WRITTEN REQUEST:
In the entries that follow, find the word "АРТИЛЛЕРИЙСКИХ" and report each line it is on.

>> BEGIN

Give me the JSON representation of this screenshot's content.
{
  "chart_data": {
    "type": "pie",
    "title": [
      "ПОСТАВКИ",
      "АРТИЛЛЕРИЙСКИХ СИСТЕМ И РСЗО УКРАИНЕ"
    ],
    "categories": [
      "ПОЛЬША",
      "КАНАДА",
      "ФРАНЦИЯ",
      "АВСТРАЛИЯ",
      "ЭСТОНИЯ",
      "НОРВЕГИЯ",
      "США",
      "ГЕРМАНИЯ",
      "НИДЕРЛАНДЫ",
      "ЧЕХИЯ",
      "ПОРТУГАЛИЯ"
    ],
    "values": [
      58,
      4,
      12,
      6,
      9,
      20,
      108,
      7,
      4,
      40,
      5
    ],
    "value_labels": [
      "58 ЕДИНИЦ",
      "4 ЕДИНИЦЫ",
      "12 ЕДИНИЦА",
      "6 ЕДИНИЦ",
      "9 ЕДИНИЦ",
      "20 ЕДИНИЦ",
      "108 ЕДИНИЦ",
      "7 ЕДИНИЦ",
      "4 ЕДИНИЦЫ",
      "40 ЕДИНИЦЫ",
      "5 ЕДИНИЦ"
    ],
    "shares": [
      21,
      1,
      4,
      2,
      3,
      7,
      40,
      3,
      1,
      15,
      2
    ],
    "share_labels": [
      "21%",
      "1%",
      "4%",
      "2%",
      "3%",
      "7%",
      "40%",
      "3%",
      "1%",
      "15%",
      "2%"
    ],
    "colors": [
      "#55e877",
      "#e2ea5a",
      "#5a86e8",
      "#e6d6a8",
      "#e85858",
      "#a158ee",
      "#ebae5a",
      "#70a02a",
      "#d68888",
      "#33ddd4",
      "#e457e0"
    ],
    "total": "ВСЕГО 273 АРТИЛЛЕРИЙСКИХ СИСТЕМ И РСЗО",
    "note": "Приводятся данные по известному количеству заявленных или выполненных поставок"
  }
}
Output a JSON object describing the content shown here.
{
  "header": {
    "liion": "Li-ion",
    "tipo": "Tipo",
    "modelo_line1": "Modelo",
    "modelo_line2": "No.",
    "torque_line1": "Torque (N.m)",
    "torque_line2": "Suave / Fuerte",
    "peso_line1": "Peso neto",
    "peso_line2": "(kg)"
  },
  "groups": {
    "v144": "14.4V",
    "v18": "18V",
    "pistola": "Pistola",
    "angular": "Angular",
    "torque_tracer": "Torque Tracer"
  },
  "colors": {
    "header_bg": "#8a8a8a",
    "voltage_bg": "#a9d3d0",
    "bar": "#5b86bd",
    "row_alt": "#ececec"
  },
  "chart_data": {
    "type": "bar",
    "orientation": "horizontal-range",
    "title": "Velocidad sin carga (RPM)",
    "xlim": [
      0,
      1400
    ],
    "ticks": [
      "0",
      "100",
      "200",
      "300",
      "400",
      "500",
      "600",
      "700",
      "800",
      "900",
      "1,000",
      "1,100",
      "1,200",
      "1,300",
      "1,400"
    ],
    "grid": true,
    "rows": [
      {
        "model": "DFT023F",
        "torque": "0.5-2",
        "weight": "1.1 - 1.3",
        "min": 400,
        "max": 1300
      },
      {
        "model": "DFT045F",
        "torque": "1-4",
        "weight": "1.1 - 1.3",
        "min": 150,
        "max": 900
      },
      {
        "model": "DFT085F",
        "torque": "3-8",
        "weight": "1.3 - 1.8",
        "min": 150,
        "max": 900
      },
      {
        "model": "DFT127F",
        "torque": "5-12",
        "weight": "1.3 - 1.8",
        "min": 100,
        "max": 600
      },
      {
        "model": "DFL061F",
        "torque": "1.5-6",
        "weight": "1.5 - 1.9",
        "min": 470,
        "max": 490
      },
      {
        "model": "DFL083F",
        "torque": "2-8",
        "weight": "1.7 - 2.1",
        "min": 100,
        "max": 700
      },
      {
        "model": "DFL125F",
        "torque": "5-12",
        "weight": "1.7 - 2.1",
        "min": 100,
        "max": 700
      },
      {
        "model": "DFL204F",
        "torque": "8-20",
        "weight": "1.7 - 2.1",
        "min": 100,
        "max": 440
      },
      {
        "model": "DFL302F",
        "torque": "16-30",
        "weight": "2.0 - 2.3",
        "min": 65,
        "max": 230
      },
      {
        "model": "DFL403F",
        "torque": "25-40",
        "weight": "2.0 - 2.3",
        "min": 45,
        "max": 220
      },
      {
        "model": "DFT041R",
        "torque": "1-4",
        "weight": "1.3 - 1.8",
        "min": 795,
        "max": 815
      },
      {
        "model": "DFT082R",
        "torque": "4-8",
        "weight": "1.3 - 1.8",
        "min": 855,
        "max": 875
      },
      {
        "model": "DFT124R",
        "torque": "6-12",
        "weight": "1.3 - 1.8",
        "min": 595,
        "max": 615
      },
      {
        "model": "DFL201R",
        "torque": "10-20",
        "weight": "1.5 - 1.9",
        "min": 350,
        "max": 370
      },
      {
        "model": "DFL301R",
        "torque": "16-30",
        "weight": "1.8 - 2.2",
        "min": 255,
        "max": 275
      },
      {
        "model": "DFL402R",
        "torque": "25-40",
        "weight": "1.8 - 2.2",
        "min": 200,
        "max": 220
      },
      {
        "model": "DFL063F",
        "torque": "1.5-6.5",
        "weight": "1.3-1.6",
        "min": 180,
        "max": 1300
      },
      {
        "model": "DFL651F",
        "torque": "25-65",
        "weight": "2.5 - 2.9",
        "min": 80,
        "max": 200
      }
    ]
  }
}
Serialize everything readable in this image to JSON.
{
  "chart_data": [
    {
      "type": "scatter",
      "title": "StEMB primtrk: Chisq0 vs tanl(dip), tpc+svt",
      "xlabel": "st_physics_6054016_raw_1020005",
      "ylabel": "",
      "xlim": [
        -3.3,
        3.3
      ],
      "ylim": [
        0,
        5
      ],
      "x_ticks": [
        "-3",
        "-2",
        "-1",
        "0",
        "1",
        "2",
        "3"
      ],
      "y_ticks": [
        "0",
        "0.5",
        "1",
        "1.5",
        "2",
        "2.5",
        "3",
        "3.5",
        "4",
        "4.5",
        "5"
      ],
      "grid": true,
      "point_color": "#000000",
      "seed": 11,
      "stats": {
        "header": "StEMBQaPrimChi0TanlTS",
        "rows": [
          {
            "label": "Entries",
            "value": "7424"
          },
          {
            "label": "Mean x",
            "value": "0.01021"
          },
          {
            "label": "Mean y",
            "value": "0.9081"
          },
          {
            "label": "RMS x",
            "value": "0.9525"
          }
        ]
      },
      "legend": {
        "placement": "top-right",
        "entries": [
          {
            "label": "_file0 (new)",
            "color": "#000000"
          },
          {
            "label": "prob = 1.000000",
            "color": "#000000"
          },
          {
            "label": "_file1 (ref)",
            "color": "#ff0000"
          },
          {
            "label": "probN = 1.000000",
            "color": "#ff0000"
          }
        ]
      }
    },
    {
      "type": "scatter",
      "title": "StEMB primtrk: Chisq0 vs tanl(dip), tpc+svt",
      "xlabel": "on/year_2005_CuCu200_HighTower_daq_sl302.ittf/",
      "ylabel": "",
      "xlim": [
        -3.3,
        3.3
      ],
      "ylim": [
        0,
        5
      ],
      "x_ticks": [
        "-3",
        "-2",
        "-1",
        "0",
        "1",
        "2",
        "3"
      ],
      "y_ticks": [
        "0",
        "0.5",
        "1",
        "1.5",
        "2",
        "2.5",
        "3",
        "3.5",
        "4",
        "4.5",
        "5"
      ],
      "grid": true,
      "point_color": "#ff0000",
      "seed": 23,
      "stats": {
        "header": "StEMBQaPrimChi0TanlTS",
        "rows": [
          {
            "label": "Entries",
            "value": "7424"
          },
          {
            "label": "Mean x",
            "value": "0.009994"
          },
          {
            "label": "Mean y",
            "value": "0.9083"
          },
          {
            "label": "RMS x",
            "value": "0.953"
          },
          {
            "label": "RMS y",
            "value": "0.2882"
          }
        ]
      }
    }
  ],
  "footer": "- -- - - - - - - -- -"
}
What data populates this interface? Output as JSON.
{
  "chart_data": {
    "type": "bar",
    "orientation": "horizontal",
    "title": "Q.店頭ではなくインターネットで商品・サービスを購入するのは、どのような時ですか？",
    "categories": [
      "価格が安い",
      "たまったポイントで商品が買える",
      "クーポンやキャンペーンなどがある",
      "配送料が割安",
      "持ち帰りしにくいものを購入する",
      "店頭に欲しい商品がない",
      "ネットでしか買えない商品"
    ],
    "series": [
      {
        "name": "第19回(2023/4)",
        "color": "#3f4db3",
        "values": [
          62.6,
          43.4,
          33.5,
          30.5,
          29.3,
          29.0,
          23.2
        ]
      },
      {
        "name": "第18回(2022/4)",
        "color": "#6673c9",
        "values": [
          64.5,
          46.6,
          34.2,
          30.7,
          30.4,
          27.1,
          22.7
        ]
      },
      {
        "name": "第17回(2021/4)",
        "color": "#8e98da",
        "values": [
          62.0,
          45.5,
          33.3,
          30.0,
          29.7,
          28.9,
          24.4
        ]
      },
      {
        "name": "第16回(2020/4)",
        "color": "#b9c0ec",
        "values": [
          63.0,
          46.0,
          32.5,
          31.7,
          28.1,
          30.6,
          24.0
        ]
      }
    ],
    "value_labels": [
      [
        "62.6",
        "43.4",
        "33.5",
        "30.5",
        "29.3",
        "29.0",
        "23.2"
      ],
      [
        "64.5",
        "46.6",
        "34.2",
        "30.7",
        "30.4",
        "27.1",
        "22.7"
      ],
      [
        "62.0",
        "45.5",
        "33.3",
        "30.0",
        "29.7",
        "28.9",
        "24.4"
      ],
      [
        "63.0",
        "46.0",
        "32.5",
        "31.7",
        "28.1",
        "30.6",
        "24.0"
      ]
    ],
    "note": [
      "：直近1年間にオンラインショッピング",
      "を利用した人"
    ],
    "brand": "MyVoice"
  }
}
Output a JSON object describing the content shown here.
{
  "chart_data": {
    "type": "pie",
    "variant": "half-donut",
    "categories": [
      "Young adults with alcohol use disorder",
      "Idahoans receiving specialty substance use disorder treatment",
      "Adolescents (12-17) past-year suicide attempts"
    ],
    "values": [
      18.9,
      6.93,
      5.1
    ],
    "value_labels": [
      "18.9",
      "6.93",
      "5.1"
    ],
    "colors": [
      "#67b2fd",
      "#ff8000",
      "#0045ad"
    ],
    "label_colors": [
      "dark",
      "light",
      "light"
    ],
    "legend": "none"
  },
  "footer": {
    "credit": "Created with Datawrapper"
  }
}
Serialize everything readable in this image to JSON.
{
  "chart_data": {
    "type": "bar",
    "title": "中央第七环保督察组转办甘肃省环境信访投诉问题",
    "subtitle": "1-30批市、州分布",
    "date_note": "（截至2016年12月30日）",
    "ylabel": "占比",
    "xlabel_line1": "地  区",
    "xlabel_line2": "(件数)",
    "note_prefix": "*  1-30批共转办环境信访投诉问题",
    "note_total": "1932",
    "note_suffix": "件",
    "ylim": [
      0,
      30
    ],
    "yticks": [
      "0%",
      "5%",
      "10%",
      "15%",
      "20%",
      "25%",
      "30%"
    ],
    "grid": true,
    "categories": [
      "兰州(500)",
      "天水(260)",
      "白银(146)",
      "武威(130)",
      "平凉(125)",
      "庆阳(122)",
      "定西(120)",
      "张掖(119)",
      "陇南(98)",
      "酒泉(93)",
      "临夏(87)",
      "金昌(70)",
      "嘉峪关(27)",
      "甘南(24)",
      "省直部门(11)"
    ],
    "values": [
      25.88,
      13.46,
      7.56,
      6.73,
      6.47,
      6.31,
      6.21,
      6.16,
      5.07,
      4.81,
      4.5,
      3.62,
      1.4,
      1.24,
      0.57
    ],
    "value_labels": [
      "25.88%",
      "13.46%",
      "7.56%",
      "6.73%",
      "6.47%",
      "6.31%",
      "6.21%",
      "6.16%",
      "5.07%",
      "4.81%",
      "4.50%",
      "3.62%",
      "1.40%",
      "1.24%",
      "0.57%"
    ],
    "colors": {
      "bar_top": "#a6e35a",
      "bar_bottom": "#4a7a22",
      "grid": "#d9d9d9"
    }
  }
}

>> END

EXERCISE ANSWER:
      "АРТИЛЛЕРИЙСКИХ СИСТЕМ И РСЗО УКРАИНЕ"
    "total": "ВСЕГО 273 АРТИЛЛЕРИЙСКИХ СИСТЕМ И РСЗО",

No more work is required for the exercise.